→ WHAT YOU SHOULD DO: Copy each line from the records below in which the word "sans" is found.

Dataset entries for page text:
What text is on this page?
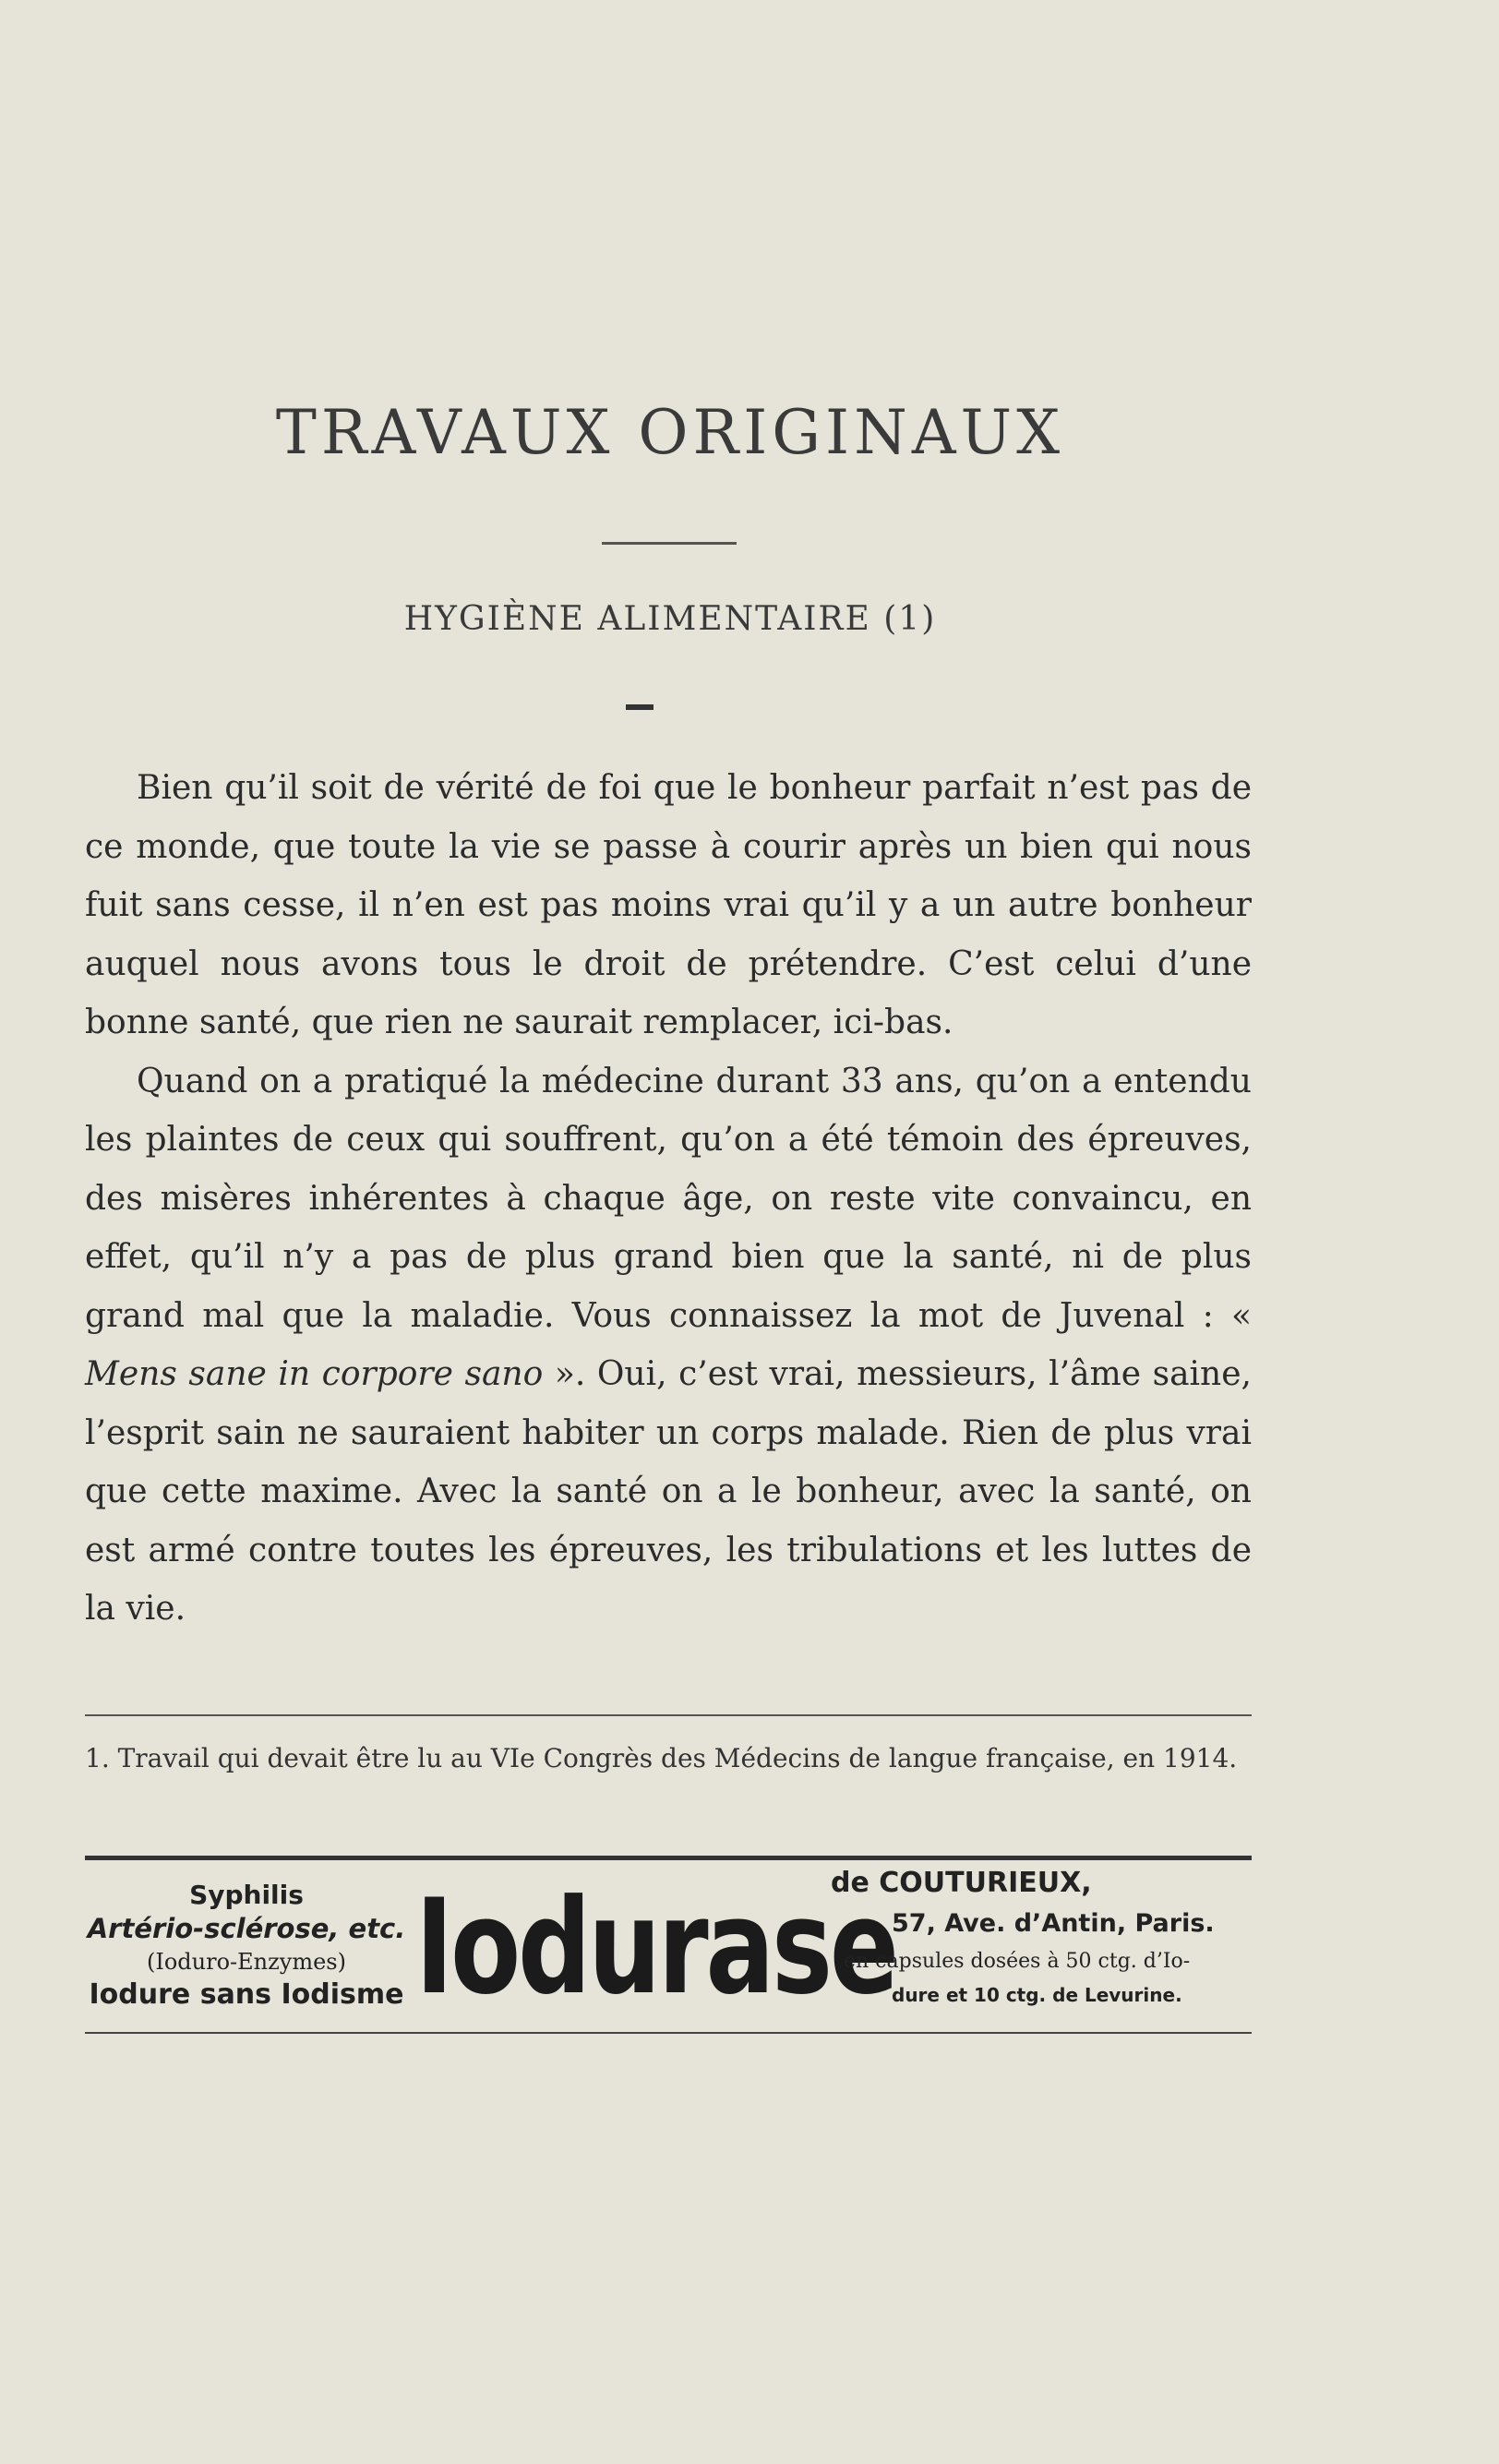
TRAVAUX ORIGINAUX
HYGIÈNE ALIMENTAIRE (1)

Bien qu’il soit de vérité de foi que le bonheur parfait n’est pas de ce monde, que toute la vie se passe à courir après un bien qui nous fuit sans cesse, il n’en est pas moins vrai qu’il y a un autre bonheur auquel nous avons tous le droit de prétendre. C’est celui d’une bonne santé, que rien ne saurait remplacer, ici-bas.

Quand on a pratiqué la médecine durant 33 ans, qu’on a entendu les plaintes de ceux qui souffrent, qu’on a été témoin des épreuves, des misères inhérentes à chaque âge, on reste vite convaincu, en effet, qu’il n’y a pas de plus grand bien que la santé, ni de plus grand mal que la maladie. Vous connaissez la mot de Juvenal : « Mens sane in corpore sano ». Oui, c’est vrai, messieurs, l’âme saine, l’esprit sain ne sauraient habiter un corps malade. Rien de plus vrai que cette maxime. Avec la santé on a le bonheur, avec la santé, on est armé contre toutes les épreuves, les tribulations et les luttes de la vie.

1. Travail qui devait être lu au VIe Congrès des Médecins de langue française, en 1914.
Syphilis
Artério-sclérose, etc.
(Ioduro-Enzymes)
Iodure sans Iodisme Iodurase
de COUTURIEUX,
57, Ave. d’Antin, Paris.
en capsules dosées à 50 ctg. d’Io-
dure et 10 ctg. de Levurine.
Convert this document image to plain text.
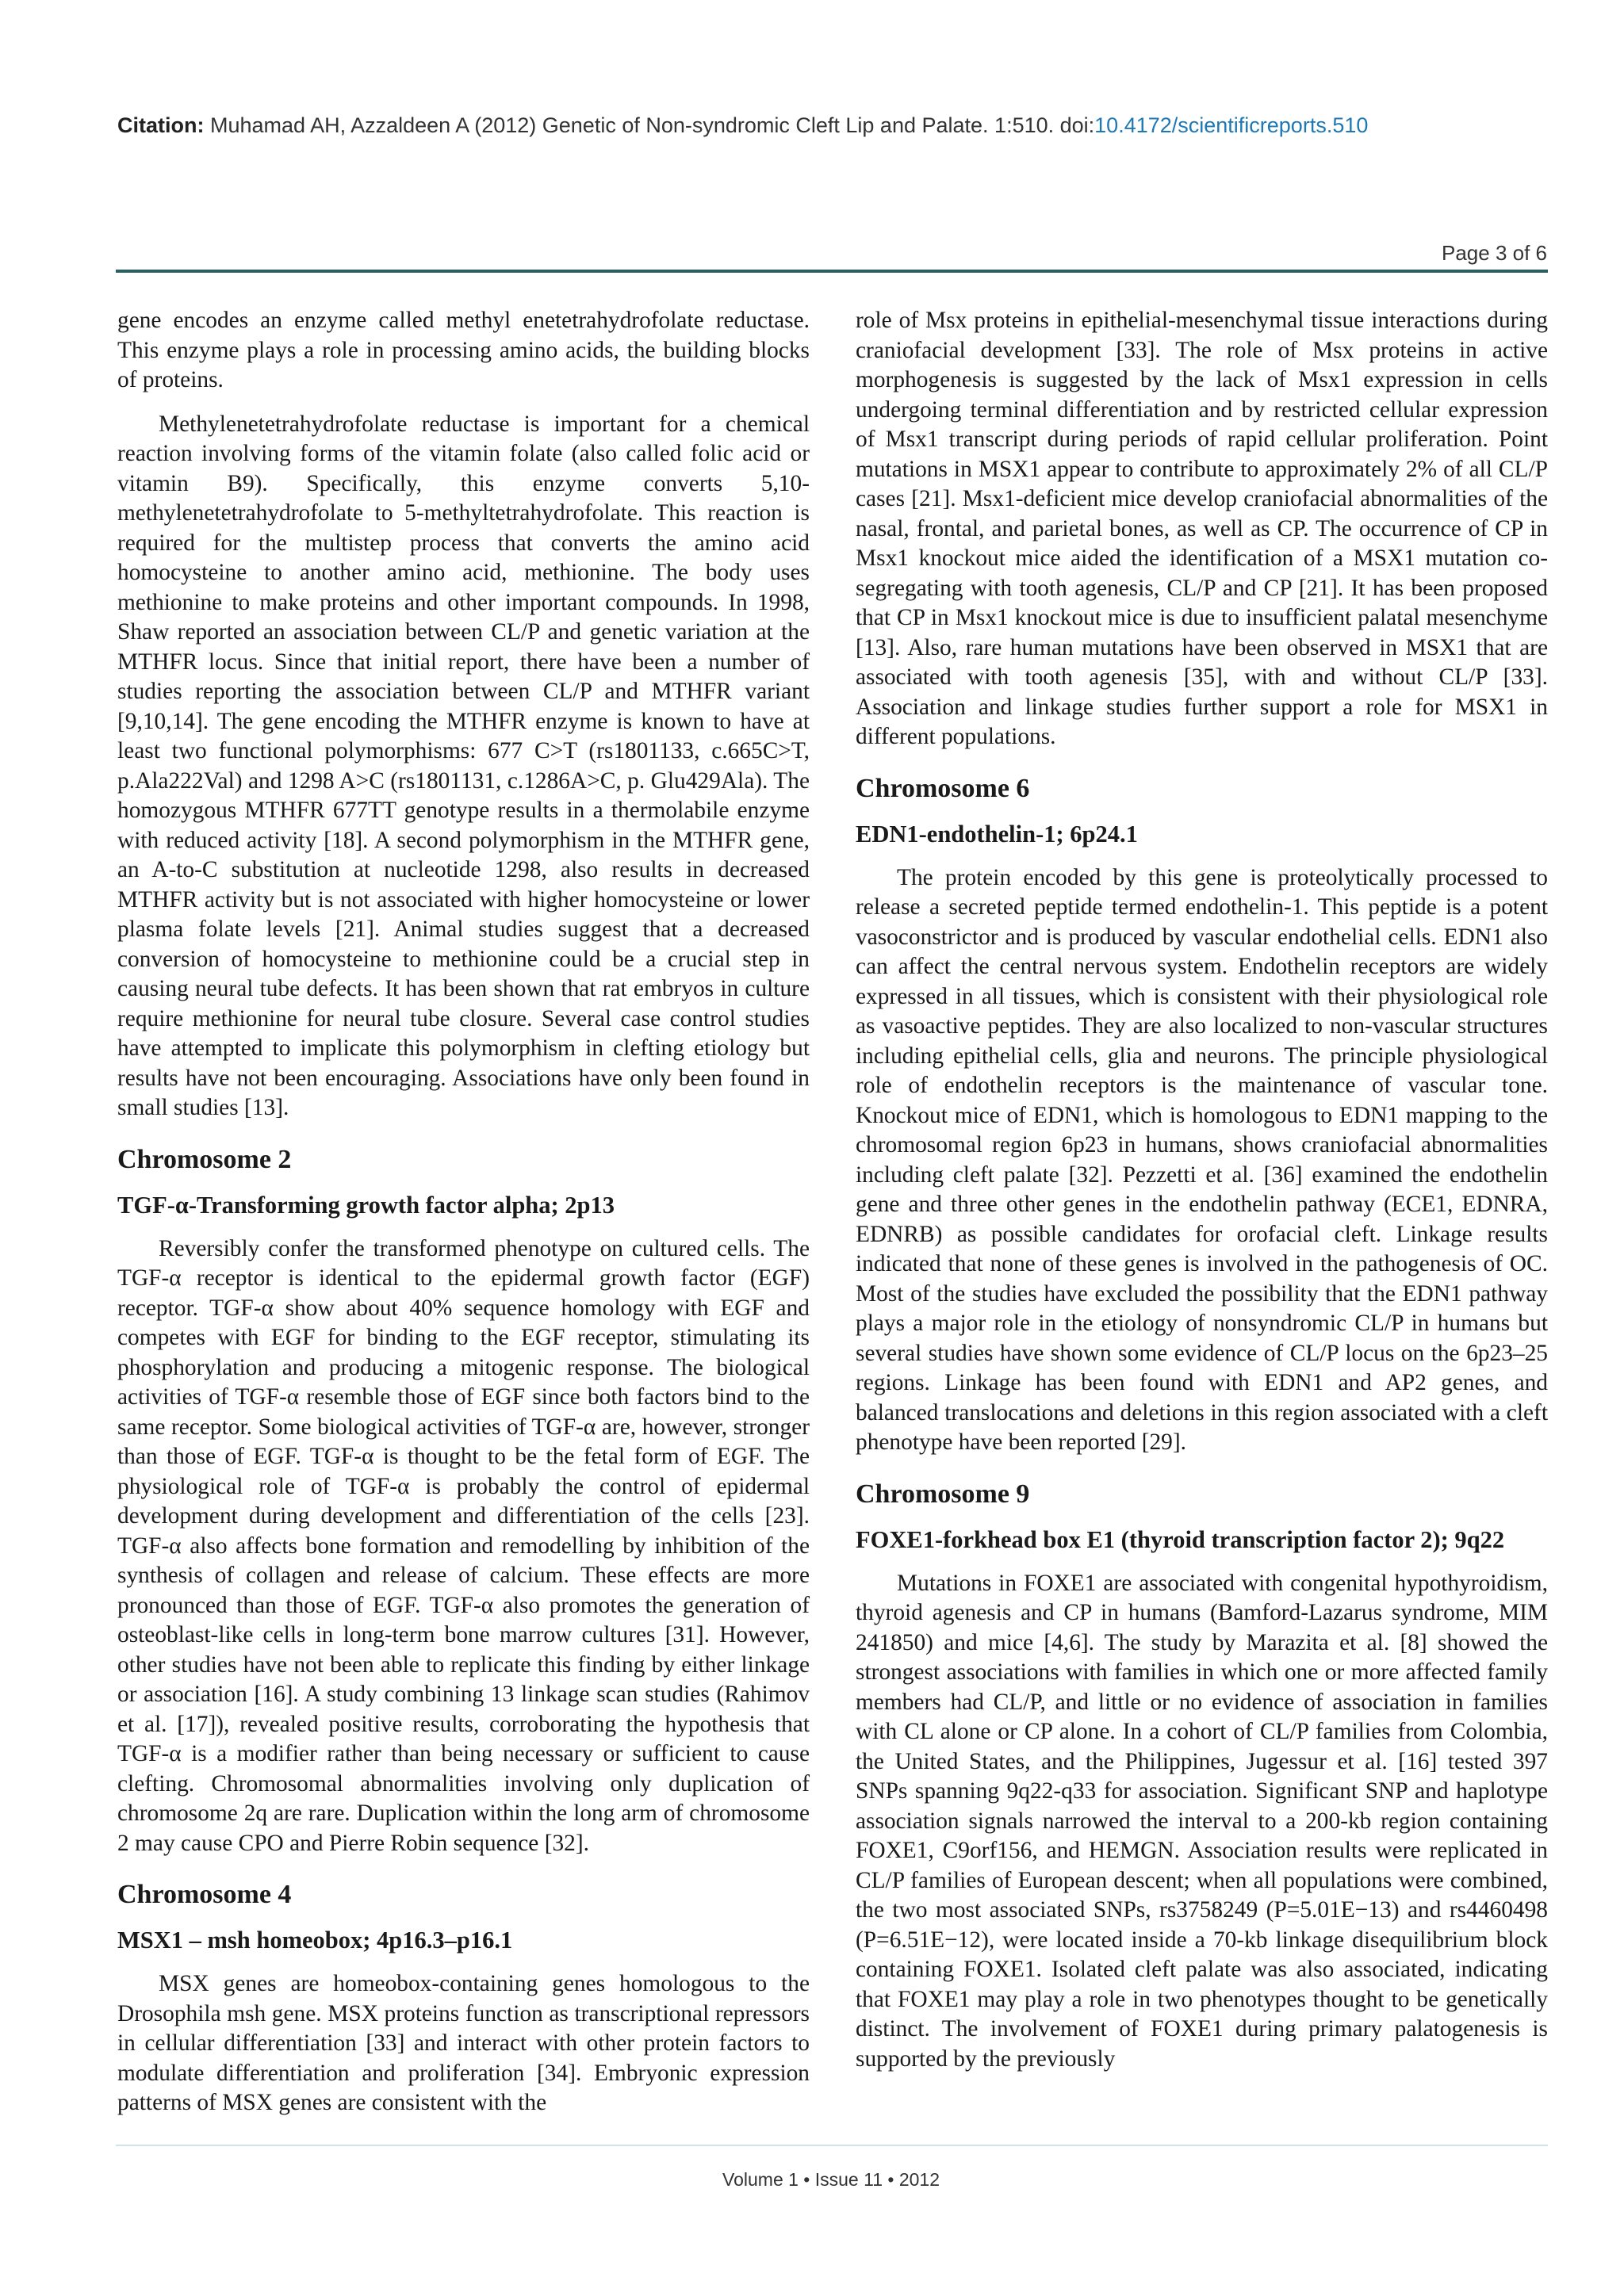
Citation: Muhamad AH, Azzaldeen A (2012) Genetic of Non-syndromic Cleft Lip and Palate. 1:510. doi:10.4172/scientificreports.510
Page 3 of 6

gene encodes an enzyme called methyl enetetrahydrofolate reductase. This enzyme plays a role in processing amino acids, the building blocks of proteins.

Methylenetetrahydrofolate reductase is important for a chemical reaction involving forms of the vitamin folate (also called folic acid or vitamin B9). Specifically, this enzyme converts 5,10-methylenetetrahydrofolate to 5-methyltetrahydrofolate. This reaction is required for the multistep process that converts the amino acid homocysteine to another amino acid, methionine. The body uses methionine to make proteins and other important compounds. In 1998, Shaw reported an association between CL/P and genetic variation at the MTHFR locus. Since that initial report, there have been a number of studies reporting the association between CL/P and MTHFR variant [9,10,14]. The gene encoding the MTHFR enzyme is known to have at least two functional polymorphisms: 677 C>T (rs1801133, c.665C>T, p.Ala222Val) and 1298 A>C (rs1801131, c.1286A>C, p. Glu429Ala). The homozygous MTHFR 677TT genotype results in a thermolabile enzyme with reduced activity [18]. A second polymorphism in the MTHFR gene, an A-to-C substitution at nucleotide 1298, also results in decreased MTHFR activity but is not associated with higher homocysteine or lower plasma folate levels [21]. Animal studies suggest that a decreased conversion of homocysteine to methionine could be a crucial step in causing neural tube defects. It has been shown that rat embryos in culture require methionine for neural tube closure. Several case control studies have attempted to implicate this polymorphism in clefting etiology but results have not been encouraging. Associations have only been found in small studies [13].

Chromosome 2
TGF-α-Transforming growth factor alpha; 2p13

Reversibly confer the transformed phenotype on cultured cells. The TGF-α receptor is identical to the epidermal growth factor (EGF) receptor. TGF-α show about 40% sequence homology with EGF and competes with EGF for binding to the EGF receptor, stimulating its phosphorylation and producing a mitogenic response. The biological activities of TGF-α resemble those of EGF since both factors bind to the same receptor. Some biological activities of TGF-α are, however, stronger than those of EGF. TGF-α is thought to be the fetal form of EGF. The physiological role of TGF-α is probably the control of epidermal development during development and differentiation of the cells [23]. TGF-α also affects bone formation and remodelling by inhibition of the synthesis of collagen and release of calcium. These effects are more pronounced than those of EGF. TGF-α also promotes the generation of osteoblast-like cells in long-term bone marrow cultures [31]. However, other studies have not been able to replicate this finding by either linkage or association [16]. A study combining 13 linkage scan studies (Rahimov et al. [17]), revealed positive results, corroborating the hypothesis that TGF-α is a modifier rather than being necessary or sufficient to cause clefting. Chromosomal abnormalities involving only duplication of chromosome 2q are rare. Duplication within the long arm of chromosome 2 may cause CPO and Pierre Robin sequence [32].

Chromosome 4
MSX1 – msh homeobox; 4p16.3–p16.1

MSX genes are homeobox-containing genes homologous to the Drosophila msh gene. MSX proteins function as transcriptional repressors in cellular differentiation [33] and interact with other protein factors to modulate differentiation and proliferation [34]. Embryonic expression patterns of MSX genes are consistent with the

role of Msx proteins in epithelial-mesenchymal tissue interactions during craniofacial development [33]. The role of Msx proteins in active morphogenesis is suggested by the lack of Msx1 expression in cells undergoing terminal differentiation and by restricted cellular expression of Msx1 transcript during periods of rapid cellular proliferation. Point mutations in MSX1 appear to contribute to approximately 2% of all CL/P cases [21]. Msx1-deficient mice develop craniofacial abnormalities of the nasal, frontal, and parietal bones, as well as CP. The occurrence of CP in Msx1 knockout mice aided the identification of a MSX1 mutation co-segregating with tooth agenesis, CL/P and CP [21]. It has been proposed that CP in Msx1 knockout mice is due to insufficient palatal mesenchyme [13]. Also, rare human mutations have been observed in MSX1 that are associated with tooth agenesis [35], with and without CL/P [33]. Association and linkage studies further support a role for MSX1 in different populations.

Chromosome 6
EDN1-endothelin-1; 6p24.1

The protein encoded by this gene is proteolytically processed to release a secreted peptide termed endothelin-1. This peptide is a potent vasoconstrictor and is produced by vascular endothelial cells. EDN1 also can affect the central nervous system. Endothelin receptors are widely expressed in all tissues, which is consistent with their physiological role as vasoactive peptides. They are also localized to non-vascular structures including epithelial cells, glia and neurons. The principle physiological role of endothelin receptors is the maintenance of vascular tone. Knockout mice of EDN1, which is homologous to EDN1 mapping to the chromosomal region 6p23 in humans, shows craniofacial abnormalities including cleft palate [32]. Pezzetti et al. [36] examined the endothelin gene and three other genes in the endothelin pathway (ECE1, EDNRA, EDNRB) as possible candidates for orofacial cleft. Linkage results indicated that none of these genes is involved in the pathogenesis of OC. Most of the studies have excluded the possibility that the EDN1 pathway plays a major role in the etiology of nonsyndromic CL/P in humans but several studies have shown some evidence of CL/P locus on the 6p23–25 regions. Linkage has been found with EDN1 and AP2 genes, and balanced translocations and deletions in this region associated with a cleft phenotype have been reported [29].

Chromosome 9
FOXE1-forkhead box E1 (thyroid transcription factor 2); 9q22

Mutations in FOXE1 are associated with congenital hypothyroidism, thyroid agenesis and CP in humans (Bamford-Lazarus syndrome, MIM 241850) and mice [4,6]. The study by Marazita et al. [8] showed the strongest associations with families in which one or more affected family members had CL/P, and little or no evidence of association in families with CL alone or CP alone. In a cohort of CL/P families from Colombia, the United States, and the Philippines, Jugessur et al. [16] tested 397 SNPs spanning 9q22-q33 for association. Significant SNP and haplotype association signals narrowed the interval to a 200-kb region containing FOXE1, C9orf156, and HEMGN. Association results were replicated in CL/P families of European descent; when all populations were combined, the two most associated SNPs, rs3758249 (P=5.01E−13) and rs4460498 (P=6.51E−12), were located inside a 70-kb linkage disequilibrium block containing FOXE1. Isolated cleft palate was also associated, indicating that FOXE1 may play a role in two phenotypes thought to be genetically distinct. The involvement of FOXE1 during primary palatogenesis is supported by the previously

Volume 1 • Issue 11 • 2012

→ EXERCISE RESULT:
Bien qu’il soit de vérité de foi que le bonheur parfait n’est pas de ce monde, que toute la vie se passe à courir après un bien qui nous fuit sans cesse, il n’en est pas moins vrai qu’il y a un autre bonheur auquel nous avons tous le droit de prétendre. C’est celui d’une bonne santé, que rien ne saurait remplacer, ici-bas.
Iodure sans Iodisme Iodurase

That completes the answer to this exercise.